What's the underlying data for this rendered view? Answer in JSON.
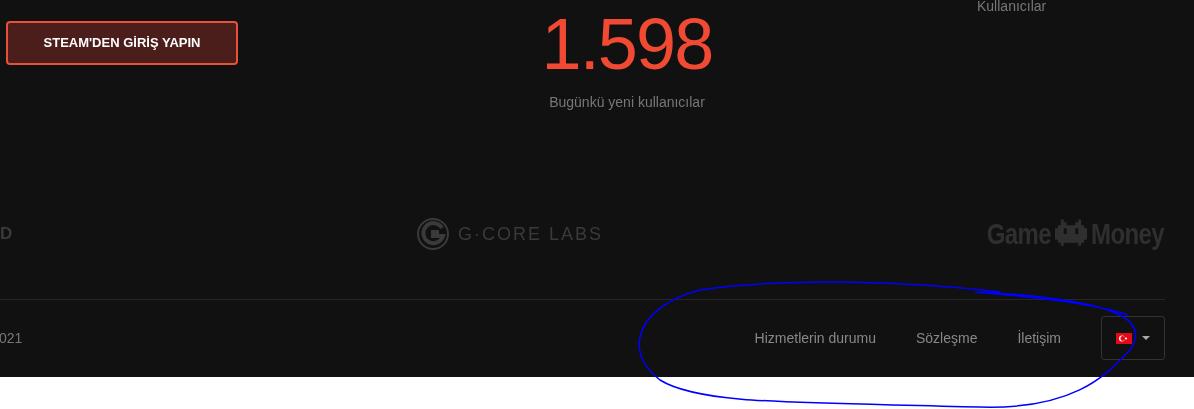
{
  "login_button": {
    "label": "STEAM'DEN GİRİŞ YAPIN"
  },
  "stat": {
    "value": "1.598",
    "label": "Bugünkü yeni kullanıcılar"
  },
  "stat_right": {
    "label": "Kullanıcılar"
  },
  "partners": [
    {
      "kind": "cut",
      "text": "D"
    },
    {
      "kind": "gcore",
      "text": "G·CORE LABS"
    },
    {
      "kind": "gamemoney",
      "words": [
        "Game",
        "Money"
      ]
    }
  ],
  "footer": {
    "copyright": "021",
    "links": [
      "Hizmetlerin durumu",
      "Sözleşme",
      "İletişim"
    ]
  }
}
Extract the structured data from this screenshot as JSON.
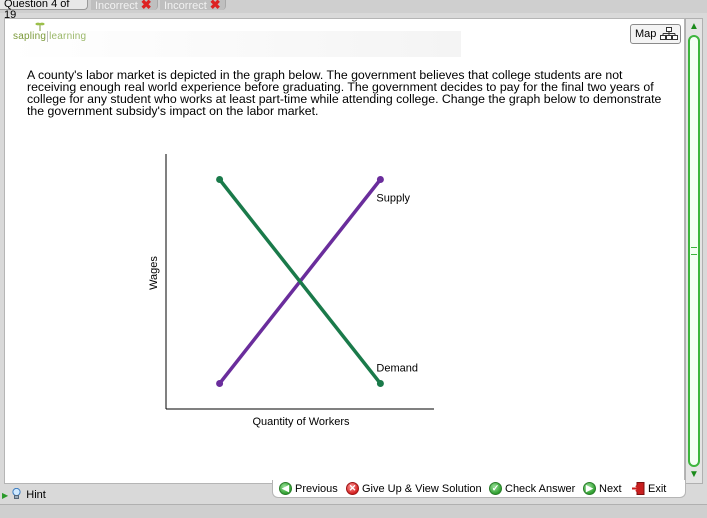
{
  "tabs": [
    {
      "label": "Question 4 of 19"
    },
    {
      "label": "Incorrect",
      "status": "incorrect"
    },
    {
      "label": "Incorrect",
      "status": "incorrect"
    }
  ],
  "logo": {
    "part1": "sapling",
    "part2": "learning"
  },
  "map_button": {
    "label": "Map"
  },
  "question_text": "A county's labor market is depicted in the graph below. The government believes that college students are not receiving enough real world experience before graduating. The government decides to pay for the final two years of college for any student who works at least part-time while attending college. Change the graph below to demonstrate the government subsidy's impact on the labor market.",
  "chart_data": {
    "type": "line",
    "xlabel": "Quantity of Workers",
    "ylabel": "Wages",
    "grid": false,
    "series": [
      {
        "name": "Supply",
        "color": "#6a2d9c",
        "points": [
          [
            0.2,
            0.1
          ],
          [
            0.8,
            0.9
          ]
        ]
      },
      {
        "name": "Demand",
        "color": "#1a7a4a",
        "points": [
          [
            0.2,
            0.9
          ],
          [
            0.8,
            0.1
          ]
        ]
      }
    ]
  },
  "toolbar": {
    "previous": "Previous",
    "giveup": "Give Up & View Solution",
    "check": "Check Answer",
    "next": "Next",
    "exit": "Exit"
  },
  "hint": {
    "label": "Hint"
  },
  "colors": {
    "accent_green": "#3db53d",
    "incorrect_red": "#dd2222"
  }
}
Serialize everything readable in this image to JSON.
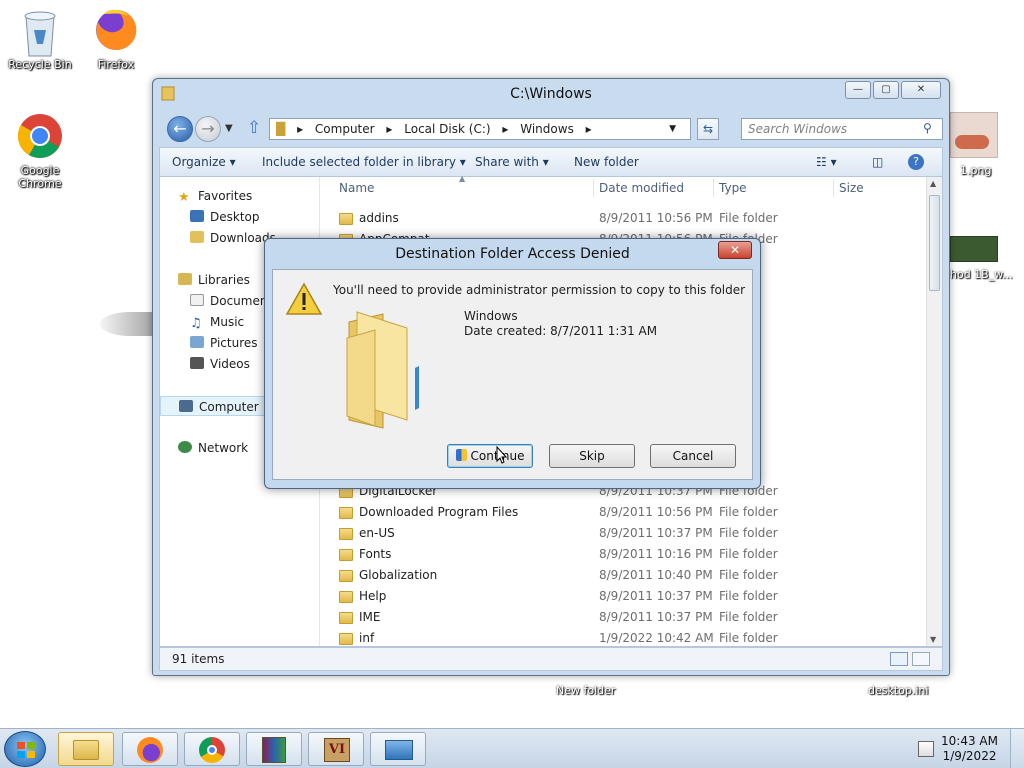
{
  "desktop": {
    "icons": [
      {
        "label": "Recycle Bin"
      },
      {
        "label": "Firefox"
      },
      {
        "label": "Google Chrome"
      }
    ],
    "partial_labels": {
      "right_png": "1.png",
      "right_video": "hod 1B_w...",
      "new_folder": "New folder",
      "desktop_ini": "desktop.ini"
    }
  },
  "explorer": {
    "title": "C:\\Windows",
    "window_buttons": {
      "minimize": "—",
      "maximize": "▢",
      "close": "✕"
    },
    "breadcrumb": [
      "Computer",
      "Local Disk (C:)",
      "Windows"
    ],
    "search_placeholder": "Search Windows",
    "toolbar": {
      "organize": "Organize",
      "include": "Include selected folder in library",
      "share": "Share with",
      "new_folder": "New folder"
    },
    "nav": {
      "favorites": "Favorites",
      "desktop": "Desktop",
      "downloads": "Downloads",
      "libraries": "Libraries",
      "documents": "Documents",
      "music": "Music",
      "pictures": "Pictures",
      "videos": "Videos",
      "computer": "Computer",
      "network": "Network"
    },
    "columns": {
      "name": "Name",
      "date": "Date modified",
      "type": "Type",
      "size": "Size"
    },
    "files": [
      {
        "name": "addins",
        "date": "8/9/2011 10:56 PM",
        "type": "File folder"
      },
      {
        "name": "AppCompat",
        "date": "8/9/2011 10:56 PM",
        "type": "File folder"
      },
      {
        "name": "DigitalLocker",
        "date": "8/9/2011 10:37 PM",
        "type": "File folder"
      },
      {
        "name": "Downloaded Program Files",
        "date": "8/9/2011 10:56 PM",
        "type": "File folder"
      },
      {
        "name": "en-US",
        "date": "8/9/2011 10:37 PM",
        "type": "File folder"
      },
      {
        "name": "Fonts",
        "date": "8/9/2011 10:16 PM",
        "type": "File folder"
      },
      {
        "name": "Globalization",
        "date": "8/9/2011 10:40 PM",
        "type": "File folder"
      },
      {
        "name": "Help",
        "date": "8/9/2011 10:37 PM",
        "type": "File folder"
      },
      {
        "name": "IME",
        "date": "8/9/2011 10:37 PM",
        "type": "File folder"
      },
      {
        "name": "inf",
        "date": "1/9/2022 10:42 AM",
        "type": "File folder"
      }
    ],
    "status": "91 items"
  },
  "dialog": {
    "title": "Destination Folder Access Denied",
    "close": "✕",
    "message": "You'll need to provide administrator permission to copy to this folder",
    "folder_name": "Windows",
    "date_created": "Date created: 8/7/2011 1:31 AM",
    "buttons": {
      "continue": "Continue",
      "skip": "Skip",
      "cancel": "Cancel"
    }
  },
  "taskbar": {
    "time": "10:43 AM",
    "date": "1/9/2022"
  }
}
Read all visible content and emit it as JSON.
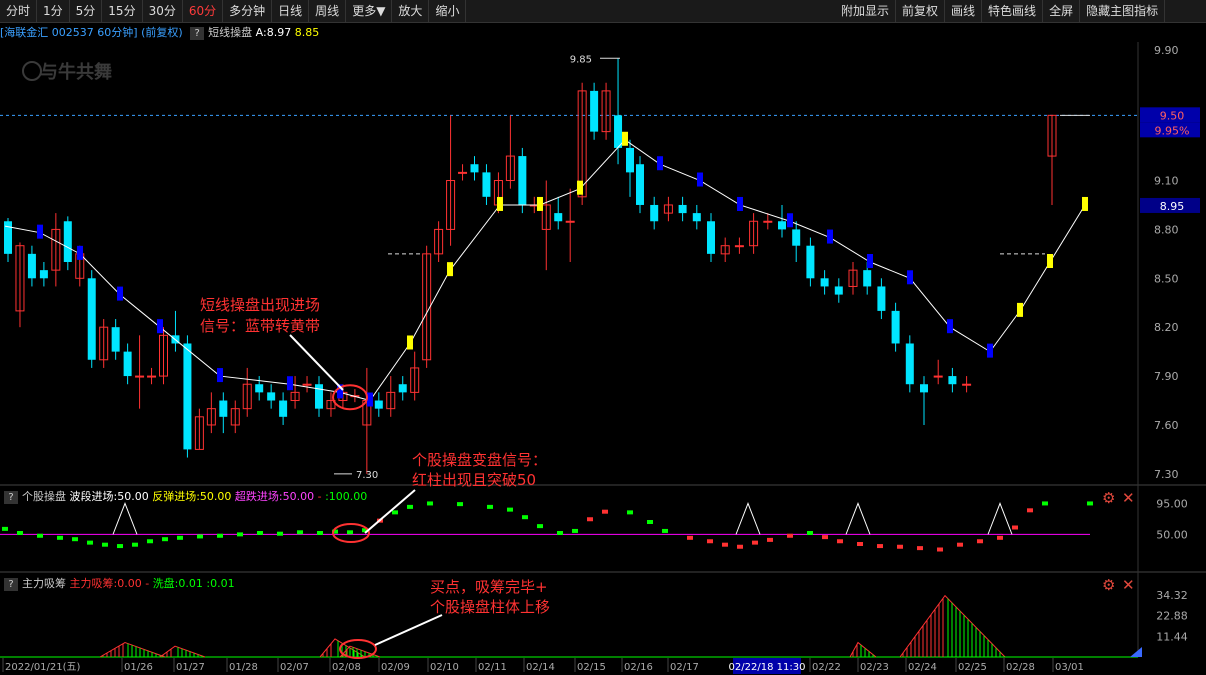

##############################

GOAL: Pictures in the records above are not copied; print everything else exactly.

TASK SOLUTION:
What's the underlying data for this rendered view? Answer in JSON.
{
  "login_button": {
    "label": "STEAM'DEN GİRİŞ YAPIN"
  },
  "stat": {
    "value": "1.598",
    "label": "Bugünkü yeni kullanıcılar"
  },
  "stat_right": {
    "label": "Kullanıcılar"
  },
  "partners": [
    {
      "kind": "cut",
      "text": "D"
    },
    {
      "kind": "gcore",
      "text": "G·CORE LABS"
    },
    {
      "kind": "gamemoney",
      "words": [
        "Game",
        "Money"
      ]
    }
  ],
  "footer": {
    "copyright": "021",
    "links": [
      "Hizmetlerin durumu",
      "Sözleşme",
      "İletişim"
    ]
  }
}
Extract the structured data from this screenshot as JSON.
{
  "tabs": [
    {
      "label": "Question 4 of 19"
    },
    {
      "label": "Incorrect",
      "status": "incorrect"
    },
    {
      "label": "Incorrect",
      "status": "incorrect"
    }
  ],
  "logo": {
    "part1": "sapling",
    "part2": "learning"
  },
  "map_button": {
    "label": "Map"
  },
  "question_text": "A county's labor market is depicted in the graph below. The government believes that college students are not receiving enough real world experience before graduating. The government decides to pay for the final two years of college for any student who works at least part-time while attending college. Change the graph below to demonstrate the government subsidy's impact on the labor market.",
  "chart_data": {
    "type": "line",
    "xlabel": "Quantity of Workers",
    "ylabel": "Wages",
    "grid": false,
    "series": [
      {
        "name": "Supply",
        "color": "#6a2d9c",
        "points": [
          [
            0.2,
            0.1
          ],
          [
            0.8,
            0.9
          ]
        ]
      },
      {
        "name": "Demand",
        "color": "#1a7a4a",
        "points": [
          [
            0.2,
            0.9
          ],
          [
            0.8,
            0.1
          ]
        ]
      }
    ]
  },
  "toolbar": {
    "previous": "Previous",
    "giveup": "Give Up & View Solution",
    "check": "Check Answer",
    "next": "Next",
    "exit": "Exit"
  },
  "hint": {
    "label": "Hint"
  },
  "colors": {
    "accent_green": "#3db53d",
    "incorrect_red": "#dd2222"
  }
}
Serialize everything readable in this image to JSON.
{
  "desktop": {
    "icons": [
      {
        "label": "Recycle Bin"
      },
      {
        "label": "Firefox"
      },
      {
        "label": "Google Chrome"
      }
    ],
    "partial_labels": {
      "right_png": "1.png",
      "right_video": "hod 1B_w...",
      "new_folder": "New folder",
      "desktop_ini": "desktop.ini"
    }
  },
  "explorer": {
    "title": "C:\\Windows",
    "window_buttons": {
      "minimize": "—",
      "maximize": "▢",
      "close": "✕"
    },
    "breadcrumb": [
      "Computer",
      "Local Disk (C:)",
      "Windows"
    ],
    "search_placeholder": "Search Windows",
    "toolbar": {
      "organize": "Organize",
      "include": "Include selected folder in library",
      "share": "Share with",
      "new_folder": "New folder"
    },
    "nav": {
      "favorites": "Favorites",
      "desktop": "Desktop",
      "downloads": "Downloads",
      "libraries": "Libraries",
      "documents": "Documents",
      "music": "Music",
      "pictures": "Pictures",
      "videos": "Videos",
      "computer": "Computer",
      "network": "Network"
    },
    "columns": {
      "name": "Name",
      "date": "Date modified",
      "type": "Type",
      "size": "Size"
    },
    "files": [
      {
        "name": "addins",
        "date": "8/9/2011 10:56 PM",
        "type": "File folder"
      },
      {
        "name": "AppCompat",
        "date": "8/9/2011 10:56 PM",
        "type": "File folder"
      },
      {
        "name": "DigitalLocker",
        "date": "8/9/2011 10:37 PM",
        "type": "File folder"
      },
      {
        "name": "Downloaded Program Files",
        "date": "8/9/2011 10:56 PM",
        "type": "File folder"
      },
      {
        "name": "en-US",
        "date": "8/9/2011 10:37 PM",
        "type": "File folder"
      },
      {
        "name": "Fonts",
        "date": "8/9/2011 10:16 PM",
        "type": "File folder"
      },
      {
        "name": "Globalization",
        "date": "8/9/2011 10:40 PM",
        "type": "File folder"
      },
      {
        "name": "Help",
        "date": "8/9/2011 10:37 PM",
        "type": "File folder"
      },
      {
        "name": "IME",
        "date": "8/9/2011 10:37 PM",
        "type": "File folder"
      },
      {
        "name": "inf",
        "date": "1/9/2022 10:42 AM",
        "type": "File folder"
      }
    ],
    "status": "91 items"
  },
  "dialog": {
    "title": "Destination Folder Access Denied",
    "close": "✕",
    "message": "You'll need to provide administrator permission to copy to this folder",
    "folder_name": "Windows",
    "date_created": "Date created: 8/7/2011 1:31 AM",
    "buttons": {
      "continue": "Continue",
      "skip": "Skip",
      "cancel": "Cancel"
    }
  },
  "taskbar": {
    "time": "10:43 AM",
    "date": "1/9/2022"
  }
}
Read all visible content and emit it as JSON.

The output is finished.